_Data for processing_
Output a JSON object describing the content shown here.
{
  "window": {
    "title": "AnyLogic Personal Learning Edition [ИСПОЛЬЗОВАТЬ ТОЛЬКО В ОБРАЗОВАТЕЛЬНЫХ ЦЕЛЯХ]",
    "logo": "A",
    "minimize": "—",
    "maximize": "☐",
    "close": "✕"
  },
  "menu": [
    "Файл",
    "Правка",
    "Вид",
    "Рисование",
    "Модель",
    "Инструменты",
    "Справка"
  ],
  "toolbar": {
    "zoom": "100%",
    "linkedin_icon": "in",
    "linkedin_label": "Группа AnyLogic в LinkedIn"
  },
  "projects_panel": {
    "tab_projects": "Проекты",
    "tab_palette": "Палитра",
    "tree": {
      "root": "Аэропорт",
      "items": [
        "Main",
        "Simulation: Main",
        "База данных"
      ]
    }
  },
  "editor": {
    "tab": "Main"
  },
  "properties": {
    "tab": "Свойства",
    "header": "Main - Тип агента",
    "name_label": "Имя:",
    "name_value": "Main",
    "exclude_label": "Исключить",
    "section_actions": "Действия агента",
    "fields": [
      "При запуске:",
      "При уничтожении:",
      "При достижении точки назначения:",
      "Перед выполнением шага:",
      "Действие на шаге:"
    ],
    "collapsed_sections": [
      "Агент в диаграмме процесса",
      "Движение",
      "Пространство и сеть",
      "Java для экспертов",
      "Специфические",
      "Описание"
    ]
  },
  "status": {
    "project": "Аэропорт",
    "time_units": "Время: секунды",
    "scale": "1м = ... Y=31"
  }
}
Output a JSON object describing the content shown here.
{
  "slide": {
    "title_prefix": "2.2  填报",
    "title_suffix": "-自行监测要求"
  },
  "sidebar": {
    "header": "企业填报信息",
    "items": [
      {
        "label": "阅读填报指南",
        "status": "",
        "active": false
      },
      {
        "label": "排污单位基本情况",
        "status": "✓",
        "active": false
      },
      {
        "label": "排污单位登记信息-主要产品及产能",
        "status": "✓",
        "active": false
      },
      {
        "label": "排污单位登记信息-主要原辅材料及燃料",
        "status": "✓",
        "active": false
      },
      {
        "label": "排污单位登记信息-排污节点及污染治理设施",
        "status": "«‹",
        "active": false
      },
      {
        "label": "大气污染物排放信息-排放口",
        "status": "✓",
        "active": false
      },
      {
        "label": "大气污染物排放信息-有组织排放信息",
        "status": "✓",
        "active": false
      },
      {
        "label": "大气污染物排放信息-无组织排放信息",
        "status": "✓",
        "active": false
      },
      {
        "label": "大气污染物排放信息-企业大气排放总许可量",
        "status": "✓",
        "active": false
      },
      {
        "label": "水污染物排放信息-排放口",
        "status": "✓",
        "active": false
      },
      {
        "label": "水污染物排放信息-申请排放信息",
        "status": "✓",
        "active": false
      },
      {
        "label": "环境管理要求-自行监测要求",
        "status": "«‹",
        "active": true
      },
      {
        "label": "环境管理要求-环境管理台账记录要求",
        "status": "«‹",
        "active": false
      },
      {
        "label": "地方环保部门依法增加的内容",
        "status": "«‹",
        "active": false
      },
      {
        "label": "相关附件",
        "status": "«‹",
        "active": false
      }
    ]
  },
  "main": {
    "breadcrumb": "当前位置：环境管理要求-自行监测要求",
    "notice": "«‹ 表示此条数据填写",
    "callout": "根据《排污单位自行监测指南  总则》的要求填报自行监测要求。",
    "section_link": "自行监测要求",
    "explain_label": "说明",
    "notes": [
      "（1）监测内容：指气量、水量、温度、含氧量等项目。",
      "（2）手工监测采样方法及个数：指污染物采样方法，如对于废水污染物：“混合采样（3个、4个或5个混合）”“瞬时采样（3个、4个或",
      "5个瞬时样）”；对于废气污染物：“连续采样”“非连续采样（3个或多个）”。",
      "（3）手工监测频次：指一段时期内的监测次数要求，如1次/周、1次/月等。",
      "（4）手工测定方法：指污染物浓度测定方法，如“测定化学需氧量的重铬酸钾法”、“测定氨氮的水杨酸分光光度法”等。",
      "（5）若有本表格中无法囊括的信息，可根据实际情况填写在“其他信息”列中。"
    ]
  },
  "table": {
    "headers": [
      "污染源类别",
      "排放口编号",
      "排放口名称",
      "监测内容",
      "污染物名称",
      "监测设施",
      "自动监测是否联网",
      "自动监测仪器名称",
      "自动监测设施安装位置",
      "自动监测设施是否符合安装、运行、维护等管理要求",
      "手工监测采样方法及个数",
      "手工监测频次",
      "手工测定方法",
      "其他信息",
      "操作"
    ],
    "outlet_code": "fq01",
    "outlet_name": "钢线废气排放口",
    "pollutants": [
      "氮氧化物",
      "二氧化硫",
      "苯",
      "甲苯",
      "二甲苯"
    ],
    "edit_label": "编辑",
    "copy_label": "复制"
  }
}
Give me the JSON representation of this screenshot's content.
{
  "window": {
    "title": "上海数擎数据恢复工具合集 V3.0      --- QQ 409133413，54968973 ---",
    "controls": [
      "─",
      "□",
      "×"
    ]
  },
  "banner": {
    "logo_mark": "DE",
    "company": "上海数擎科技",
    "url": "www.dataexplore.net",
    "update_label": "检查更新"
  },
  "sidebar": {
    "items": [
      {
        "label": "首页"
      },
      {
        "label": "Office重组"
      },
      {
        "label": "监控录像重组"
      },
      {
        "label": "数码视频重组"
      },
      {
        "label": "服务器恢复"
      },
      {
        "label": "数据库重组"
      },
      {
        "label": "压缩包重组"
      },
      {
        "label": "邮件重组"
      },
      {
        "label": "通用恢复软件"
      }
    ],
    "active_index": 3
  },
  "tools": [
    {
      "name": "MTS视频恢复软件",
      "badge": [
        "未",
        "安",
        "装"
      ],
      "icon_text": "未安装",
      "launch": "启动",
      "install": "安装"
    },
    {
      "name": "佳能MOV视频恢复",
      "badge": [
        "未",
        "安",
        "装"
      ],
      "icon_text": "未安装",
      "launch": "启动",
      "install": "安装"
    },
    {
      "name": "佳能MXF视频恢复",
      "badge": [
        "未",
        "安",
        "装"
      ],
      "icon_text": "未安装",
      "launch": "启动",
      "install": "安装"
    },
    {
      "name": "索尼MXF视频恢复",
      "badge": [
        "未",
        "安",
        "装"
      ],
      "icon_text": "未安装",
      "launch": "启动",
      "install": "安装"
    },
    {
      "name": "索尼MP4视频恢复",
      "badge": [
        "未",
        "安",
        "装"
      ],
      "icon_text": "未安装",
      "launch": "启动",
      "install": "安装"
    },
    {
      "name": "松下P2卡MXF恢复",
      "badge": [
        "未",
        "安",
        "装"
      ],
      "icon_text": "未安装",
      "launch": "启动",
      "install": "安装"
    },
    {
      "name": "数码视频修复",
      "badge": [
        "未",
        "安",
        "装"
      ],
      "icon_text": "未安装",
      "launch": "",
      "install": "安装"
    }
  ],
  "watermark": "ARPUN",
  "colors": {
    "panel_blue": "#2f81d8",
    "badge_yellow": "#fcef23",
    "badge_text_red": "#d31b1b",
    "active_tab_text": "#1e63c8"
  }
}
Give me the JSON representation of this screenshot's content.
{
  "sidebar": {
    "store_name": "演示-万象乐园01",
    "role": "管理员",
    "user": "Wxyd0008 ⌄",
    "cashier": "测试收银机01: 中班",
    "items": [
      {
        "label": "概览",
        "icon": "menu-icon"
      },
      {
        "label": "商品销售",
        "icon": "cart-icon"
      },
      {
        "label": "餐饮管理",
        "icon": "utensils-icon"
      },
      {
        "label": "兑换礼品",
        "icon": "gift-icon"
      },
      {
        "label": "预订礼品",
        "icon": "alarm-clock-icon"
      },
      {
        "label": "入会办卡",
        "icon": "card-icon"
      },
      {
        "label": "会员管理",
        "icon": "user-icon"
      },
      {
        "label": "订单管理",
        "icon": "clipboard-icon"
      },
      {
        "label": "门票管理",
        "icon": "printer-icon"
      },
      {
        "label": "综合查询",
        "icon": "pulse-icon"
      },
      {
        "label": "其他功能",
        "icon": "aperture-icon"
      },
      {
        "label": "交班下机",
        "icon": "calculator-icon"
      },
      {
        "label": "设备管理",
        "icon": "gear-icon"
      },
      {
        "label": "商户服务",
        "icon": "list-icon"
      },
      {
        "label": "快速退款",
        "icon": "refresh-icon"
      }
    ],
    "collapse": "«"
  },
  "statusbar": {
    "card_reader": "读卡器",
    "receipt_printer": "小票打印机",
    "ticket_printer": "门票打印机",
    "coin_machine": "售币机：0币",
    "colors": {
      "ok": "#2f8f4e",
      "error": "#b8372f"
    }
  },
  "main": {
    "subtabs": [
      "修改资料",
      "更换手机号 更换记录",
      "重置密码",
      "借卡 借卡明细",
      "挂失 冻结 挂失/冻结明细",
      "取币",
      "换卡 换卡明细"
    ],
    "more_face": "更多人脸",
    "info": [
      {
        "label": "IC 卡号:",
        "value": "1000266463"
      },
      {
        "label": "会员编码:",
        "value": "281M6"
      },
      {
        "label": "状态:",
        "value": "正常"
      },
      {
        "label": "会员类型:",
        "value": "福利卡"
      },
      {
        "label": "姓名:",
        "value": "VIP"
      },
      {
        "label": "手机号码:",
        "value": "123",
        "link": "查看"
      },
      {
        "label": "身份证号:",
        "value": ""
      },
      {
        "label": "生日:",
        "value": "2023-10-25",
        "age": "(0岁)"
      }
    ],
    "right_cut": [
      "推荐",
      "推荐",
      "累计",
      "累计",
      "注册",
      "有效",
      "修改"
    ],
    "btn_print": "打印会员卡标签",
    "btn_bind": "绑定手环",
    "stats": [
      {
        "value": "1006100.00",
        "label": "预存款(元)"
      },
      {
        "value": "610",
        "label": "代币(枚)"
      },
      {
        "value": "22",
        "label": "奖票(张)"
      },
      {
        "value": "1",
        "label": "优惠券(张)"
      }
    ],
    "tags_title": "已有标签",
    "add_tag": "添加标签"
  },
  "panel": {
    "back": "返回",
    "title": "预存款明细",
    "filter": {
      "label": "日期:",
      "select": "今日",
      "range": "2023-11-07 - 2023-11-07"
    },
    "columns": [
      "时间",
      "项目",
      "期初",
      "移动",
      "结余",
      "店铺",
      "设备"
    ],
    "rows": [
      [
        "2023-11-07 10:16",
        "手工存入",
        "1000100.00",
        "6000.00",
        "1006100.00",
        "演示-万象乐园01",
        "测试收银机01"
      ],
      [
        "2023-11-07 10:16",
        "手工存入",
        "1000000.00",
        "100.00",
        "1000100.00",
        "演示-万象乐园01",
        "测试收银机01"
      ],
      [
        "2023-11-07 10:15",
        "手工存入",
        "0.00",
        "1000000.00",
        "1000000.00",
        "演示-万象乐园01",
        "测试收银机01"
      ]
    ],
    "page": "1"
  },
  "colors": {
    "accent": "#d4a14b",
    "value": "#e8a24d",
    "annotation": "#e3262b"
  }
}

_What this task involves_
Extract all lines of the records above that include "排污单位登记信息".

_Output for this exercise_
        "label": "排污单位登记信息-主要产品及产能",
        "label": "排污单位登记信息-主要原辅材料及燃料",
        "label": "排污单位登记信息-排污节点及污染治理设施",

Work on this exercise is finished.